▶ **EXERCISE INPUT**
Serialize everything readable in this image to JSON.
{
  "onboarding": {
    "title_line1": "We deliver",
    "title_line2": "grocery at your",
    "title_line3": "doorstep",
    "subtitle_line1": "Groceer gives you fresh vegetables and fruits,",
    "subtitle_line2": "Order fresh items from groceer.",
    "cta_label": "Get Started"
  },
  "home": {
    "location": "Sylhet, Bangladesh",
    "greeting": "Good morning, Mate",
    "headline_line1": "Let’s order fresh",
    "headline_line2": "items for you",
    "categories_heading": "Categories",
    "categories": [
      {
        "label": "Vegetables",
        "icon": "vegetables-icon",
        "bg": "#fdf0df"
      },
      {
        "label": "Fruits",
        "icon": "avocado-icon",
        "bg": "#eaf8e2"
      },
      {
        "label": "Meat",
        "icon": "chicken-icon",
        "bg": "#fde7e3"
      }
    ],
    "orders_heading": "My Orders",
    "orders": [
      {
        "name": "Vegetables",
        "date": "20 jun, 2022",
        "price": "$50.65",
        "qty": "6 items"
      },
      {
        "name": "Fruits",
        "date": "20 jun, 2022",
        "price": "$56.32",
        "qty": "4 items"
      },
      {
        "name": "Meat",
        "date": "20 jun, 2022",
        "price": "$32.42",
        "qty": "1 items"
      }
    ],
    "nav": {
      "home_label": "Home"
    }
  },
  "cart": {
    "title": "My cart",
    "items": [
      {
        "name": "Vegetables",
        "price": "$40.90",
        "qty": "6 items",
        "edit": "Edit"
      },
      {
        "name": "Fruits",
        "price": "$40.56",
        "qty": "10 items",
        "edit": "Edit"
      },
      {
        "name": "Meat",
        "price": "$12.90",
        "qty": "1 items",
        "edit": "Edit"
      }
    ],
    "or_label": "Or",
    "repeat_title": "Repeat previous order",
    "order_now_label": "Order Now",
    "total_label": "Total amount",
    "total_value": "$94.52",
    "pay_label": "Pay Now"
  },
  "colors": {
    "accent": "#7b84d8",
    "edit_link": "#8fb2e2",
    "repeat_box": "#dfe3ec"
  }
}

▶ **AIM**
Go through the records and print each one exactly.

▶ **FINISHED EXERCISE**
Serialize everything readable in this image to JSON.
{
  "onboarding": {
    "title_line1": "We deliver",
    "title_line2": "grocery at your",
    "title_line3": "doorstep",
    "subtitle_line1": "Groceer gives you fresh vegetables and fruits,",
    "subtitle_line2": "Order fresh items from groceer.",
    "cta_label": "Get Started"
  },
  "home": {
    "location": "Sylhet, Bangladesh",
    "greeting": "Good morning, Mate",
    "headline_line1": "Let’s order fresh",
    "headline_line2": "items for you",
    "categories_heading": "Categories",
    "categories": [
      {
        "label": "Vegetables",
        "icon": "vegetables-icon",
        "bg": "#fdf0df"
      },
      {
        "label": "Fruits",
        "icon": "avocado-icon",
        "bg": "#eaf8e2"
      },
      {
        "label": "Meat",
        "icon": "chicken-icon",
        "bg": "#fde7e3"
      }
    ],
    "orders_heading": "My Orders",
    "orders": [
      {
        "name": "Vegetables",
        "date": "20 jun, 2022",
        "price": "$50.65",
        "qty": "6 items"
      },
      {
        "name": "Fruits",
        "date": "20 jun, 2022",
        "price": "$56.32",
        "qty": "4 items"
      },
      {
        "name": "Meat",
        "date": "20 jun, 2022",
        "price": "$32.42",
        "qty": "1 items"
      }
    ],
    "nav": {
      "home_label": "Home"
    }
  },
  "cart": {
    "title": "My cart",
    "items": [
      {
        "name": "Vegetables",
        "price": "$40.90",
        "qty": "6 items",
        "edit": "Edit"
      },
      {
        "name": "Fruits",
        "price": "$40.56",
        "qty": "10 items",
        "edit": "Edit"
      },
      {
        "name": "Meat",
        "price": "$12.90",
        "qty": "1 items",
        "edit": "Edit"
      }
    ],
    "or_label": "Or",
    "repeat_title": "Repeat previous order",
    "order_now_label": "Order Now",
    "total_label": "Total amount",
    "total_value": "$94.52",
    "pay_label": "Pay Now"
  },
  "colors": {
    "accent": "#7b84d8",
    "edit_link": "#8fb2e2",
    "repeat_box": "#dfe3ec"
  }
}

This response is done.